### STATED GOAL
Take the entries below and reproduce them word for word.

--- Start ---

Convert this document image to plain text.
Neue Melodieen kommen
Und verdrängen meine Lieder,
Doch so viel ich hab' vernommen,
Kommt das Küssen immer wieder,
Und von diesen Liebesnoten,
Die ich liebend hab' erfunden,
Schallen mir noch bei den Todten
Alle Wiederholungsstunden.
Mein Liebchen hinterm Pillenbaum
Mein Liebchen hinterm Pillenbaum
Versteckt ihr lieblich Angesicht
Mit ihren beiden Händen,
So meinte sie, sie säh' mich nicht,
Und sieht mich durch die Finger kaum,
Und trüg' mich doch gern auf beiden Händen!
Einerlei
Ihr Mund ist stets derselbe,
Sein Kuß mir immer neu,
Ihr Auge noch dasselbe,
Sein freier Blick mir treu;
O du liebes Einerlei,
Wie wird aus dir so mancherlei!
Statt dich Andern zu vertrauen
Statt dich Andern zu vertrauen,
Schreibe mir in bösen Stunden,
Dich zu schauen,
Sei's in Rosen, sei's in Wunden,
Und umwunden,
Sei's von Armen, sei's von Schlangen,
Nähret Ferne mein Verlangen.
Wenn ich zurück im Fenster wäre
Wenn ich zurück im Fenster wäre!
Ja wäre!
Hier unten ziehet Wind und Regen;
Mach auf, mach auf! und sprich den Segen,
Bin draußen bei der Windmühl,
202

--- End ---

### RESULT BELOW
Convert this document image to plain text.
Neue Melodieen kommen
Und verdrängen meine Lieder,
Doch so viel ich hab' vernommen,
Kommt das Küssen immer wieder,
Und von diesen Liebesnoten,
Die ich liebend hab' erfunden,
Schallen mir noch bei den Todten
Alle Wiederholungsstunden.
Mein Liebchen hinterm Pillenbaum
Mein Liebchen hinterm Pillenbaum
Versteckt ihr lieblich Angesicht
Mit ihren beiden Händen,
So meinte sie, sie säh' mich nicht,
Und sieht mich durch die Finger kaum,
Und trüg' mich doch gern auf beiden Händen!
Einerlei
Ihr Mund ist stets derselbe,
Sein Kuß mir immer neu,
Ihr Auge noch dasselbe,
Sein freier Blick mir treu;
O du liebes Einerlei,
Wie wird aus dir so mancherlei!
Statt dich Andern zu vertrauen
Statt dich Andern zu vertrauen,
Schreibe mir in bösen Stunden,
Dich zu schauen,
Sei's in Rosen, sei's in Wunden,
Und umwunden,
Sei's von Armen, sei's von Schlangen,
Nähret Ferne mein Verlangen.
Wenn ich zurück im Fenster wäre
Wenn ich zurück im Fenster wäre!
Ja wäre!
Hier unten ziehet Wind und Regen;
Mach auf, mach auf! und sprich den Segen,
Bin draußen bei der Windmühl,
202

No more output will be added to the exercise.